━━━ Material for this exercise
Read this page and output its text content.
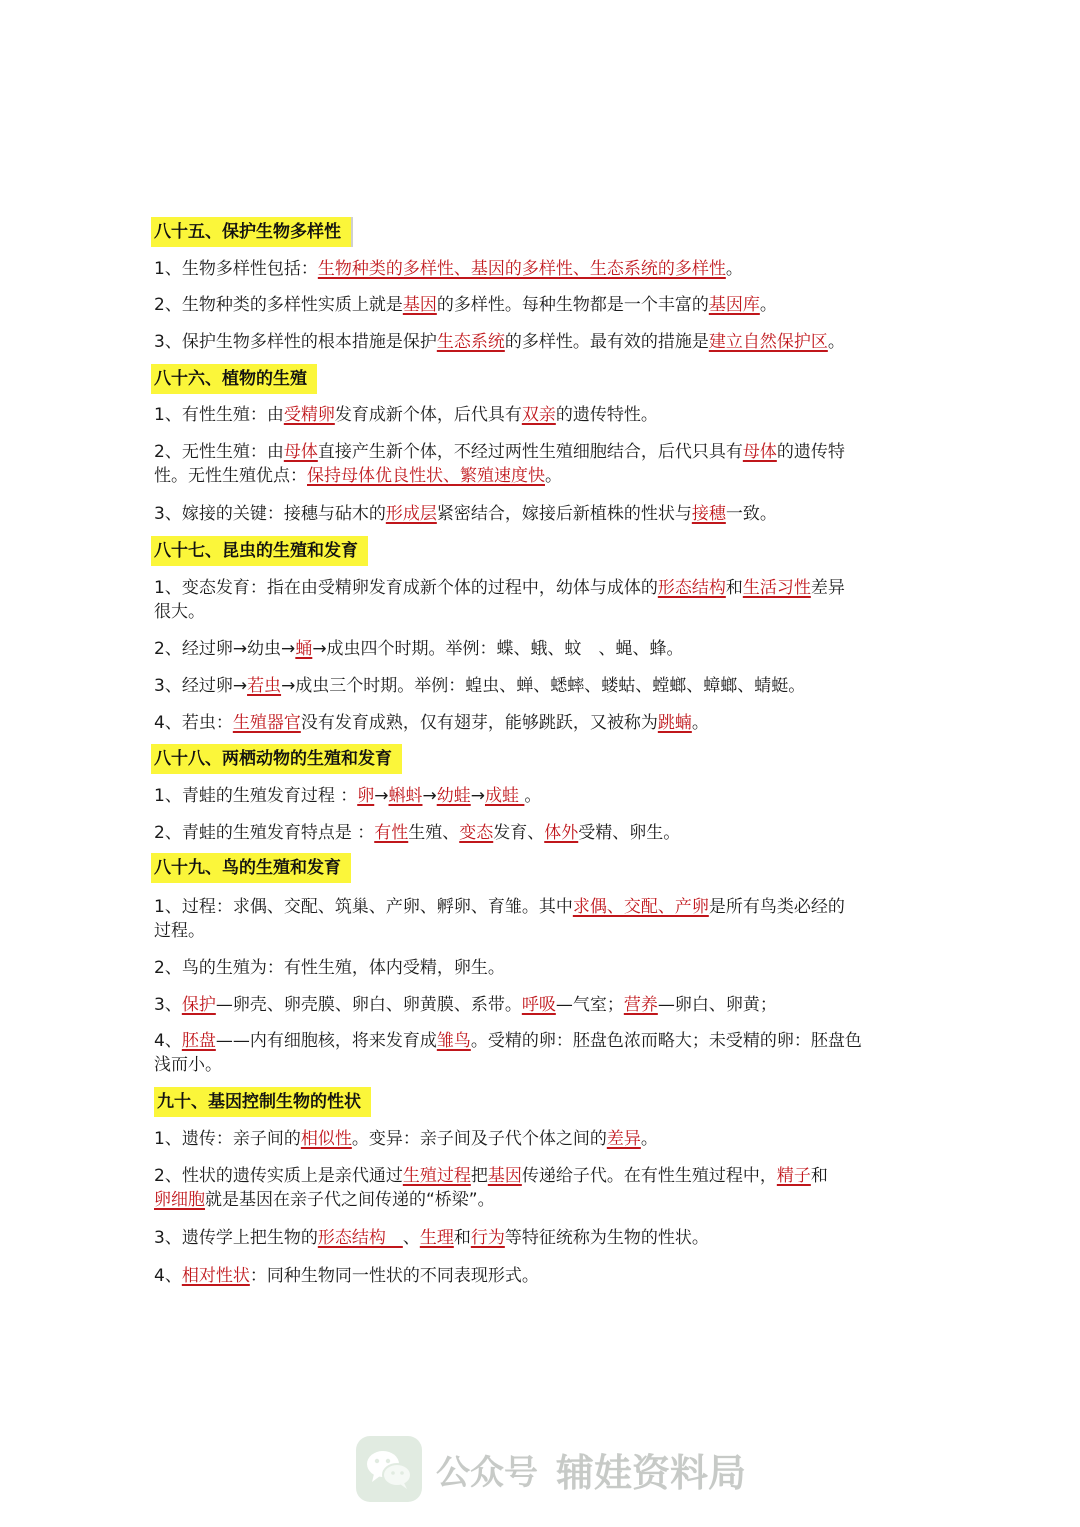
八十五、保护生物多样性
1、生物多样性包括：生物种类的多样性、基因的多样性、生态系统的多样性。
2、生物种类的多样性实质上就是基因的多样性。每种生物都是一个丰富的基因库。
3、保护生物多样性的根本措施是保护生态系统的多样性。最有效的措施是建立自然保护区。
八十六、植物的生殖
1、有性生殖：由受精卵发育成新个体，后代具有双亲的遗传特性。
2、无性生殖：由母体直接产生新个体，不经过两性生殖细胞结合，后代只具有母体的遗传特
性。无性生殖优点：保持母体优良性状、繁殖速度快。
3、嫁接的关键：接穗与砧木的形成层紧密结合，嫁接后新植株的性状与接穗一致。
八十七、昆虫的生殖和发育
1、变态发育：指在由受精卵发育成新个体的过程中，幼体与成体的形态结构和生活习性差异
很大。
2、经过卵→幼虫→蛹→成虫四个时期。举例：蝶、蛾、蚊　、蝇、蜂。
3、经过卵→若虫→成虫三个时期。举例：蝗虫、蝉、蟋蟀、蝼蛄、螳螂、蟑螂、蜻蜓。
4、若虫：生殖器官没有发育成熟，仅有翅芽，能够跳跃，又被称为跳蝻。
八十八、两栖动物的生殖和发育
1、青蛙的生殖发育过程 ：卵→蝌蚪→幼蛙→成蛙 。
2、青蛙的生殖发育特点是 ：有性生殖、变态发育、体外受精、卵生。
八十九、鸟的生殖和发育
1、过程：求偶、交配、筑巢、产卵、孵卵、育雏。其中求偶、交配、产卵是所有鸟类必经的
过程。
2、鸟的生殖为：有性生殖，体内受精，卵生。
3、保护—卵壳、卵壳膜、卵白、卵黄膜、系带。呼吸—气室；营养—卵白、卵黄；
4、胚盘——内有细胞核，将来发育成雏鸟。受精的卵：胚盘色浓而略大；未受精的卵：胚盘色
浅而小。
九十、基因控制生物的性状
1、遗传：亲子间的相似性。变异：亲子间及子代个体之间的差异。
2、性状的遗传实质上是亲代通过生殖过程把基因传递给子代。在有性生殖过程中，精子和
卵细胞就是基因在亲子代之间传递的“桥梁”。
3、遗传学上把生物的形态结构　、生理和行为等特征统称为生物的性状。
4、相对性状：同种生物同一性状的不同表现形式。
公众号 辅娃资料局
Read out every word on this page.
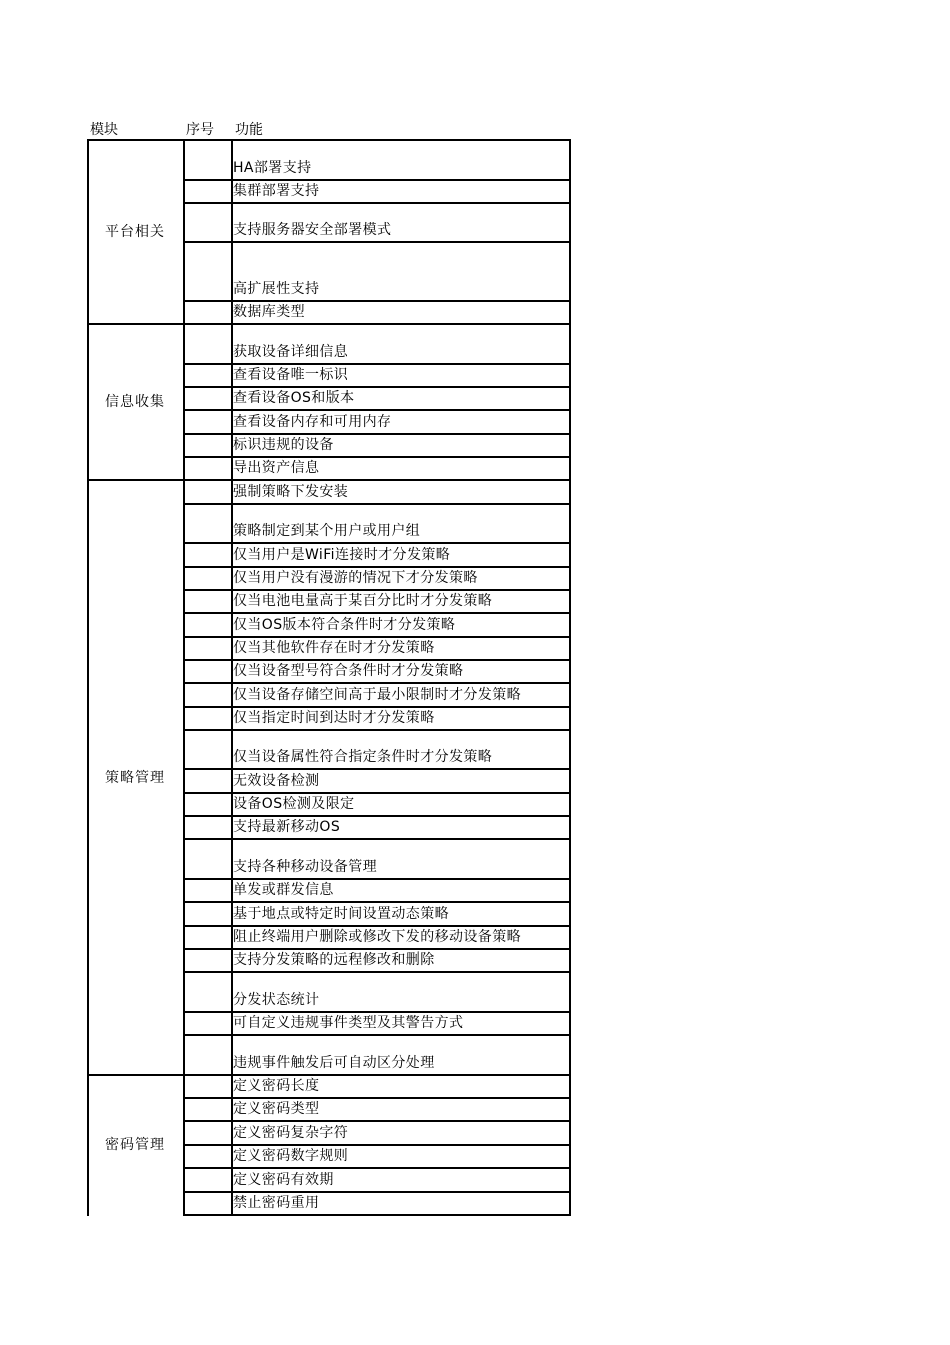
模块	序号 功能
HA部署支持
集群部署支持
支持服务器安全部署模式
高扩展性支持
数据库类型
平台相关
获取设备详细信息
查看设备唯一标识
查看设备OS和版本
查看设备内存和可用内存
标识违规的设备
导出资产信息
信息收集
强制策略下发安装
策略制定到某个用户或用户组
仅当用户是WiFi连接时才分发策略
仅当用户没有漫游的情况下才分发策略
仅当电池电量高于某百分比时才分发策略
仅当OS版本符合条件时才分发策略
仅当其他软件存在时才分发策略
仅当设备型号符合条件时才分发策略
仅当设备存储空间高于最小限制时才分发策略
仅当指定时间到达时才分发策略
仅当设备属性符合指定条件时才分发策略
无效设备检测
设备OS检测及限定
支持最新移动OS
支持各种移动设备管理
单发或群发信息
基于地点或特定时间设置动态策略
阻止终端用户删除或修改下发的移动设备策略
支持分发策略的远程修改和删除
分发状态统计
可自定义违规事件类型及其警告方式
违规事件触发后可自动区分处理
策略管理
定义密码长度
定义密码类型
定义密码复杂字符
定义密码数字规则
定义密码有效期
禁止密码重用
密码管理
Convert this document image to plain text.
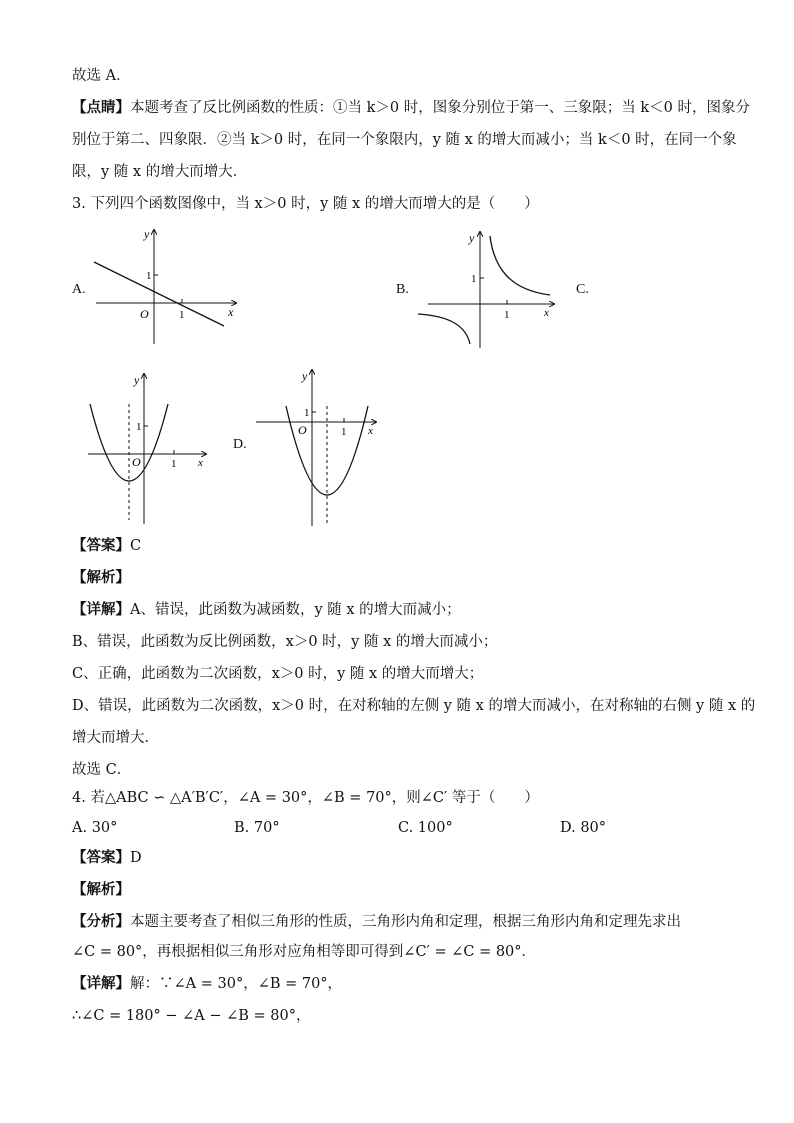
故选 A．
【点睛】本题考查了反比例函数的性质：①当 k＞0 时，图象分别位于第一、三象限；当 k＜0 时，图象分
别位于第二、四象限．②当 k＞0 时，在同一个象限内，y 随 x 的增大而减小；当 k＜0 时，在同一个象
限，y 随 x 的增大而增大．
3. 下列四个函数图像中，当 x＞0 时，y 随 x 的增大而增大的是（　　）
A.	B.	C.
D.
y
x
O
1
1
y
x
1
1
y
x
O
1
1
y
x
O
1
1
【答案】C
【解析】
【详解】A、错误，此函数为减函数，y 随 x 的增大而减小；
B、错误，此函数为反比例函数，x＞0 时，y 随 x 的增大而减小；
C、正确，此函数为二次函数，x＞0 时，y 随 x 的增大而增大；
D、错误，此函数为二次函数，x＞0 时，在对称轴的左侧 y 随 x 的增大而减小，在对称轴的右侧 y 随 x 的
增大而增大．
故选 C．
4. 若△ABC ∽ △A′B′C′，∠A = 30°，∠B = 70°，则∠C′ 等于（　　）
A. 30°	B. 70°	C. 100°	D. 80°
【答案】D
【解析】
【分析】本题主要考查了相似三角形的性质，三角形内角和定理，根据三角形内角和定理先求出
∠C = 80°，再根据相似三角形对应角相等即可得到∠C′ = ∠C = 80°．
【详解】解：∵∠A = 30°，∠B = 70°，
∴∠C = 180° − ∠A − ∠B = 80°，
━━━━━━
**The exercise**
Copy in full each line that holds the word "此函数为二次函数".

**Written response**
C、正确，此函数为二次函数，x＞0 时，y 随 x 的增大而增大；
D、错误，此函数为二次函数，x＞0 时，在对称轴的左侧 y 随 x 的增大而减小，在对称轴的右侧 y 随 x 的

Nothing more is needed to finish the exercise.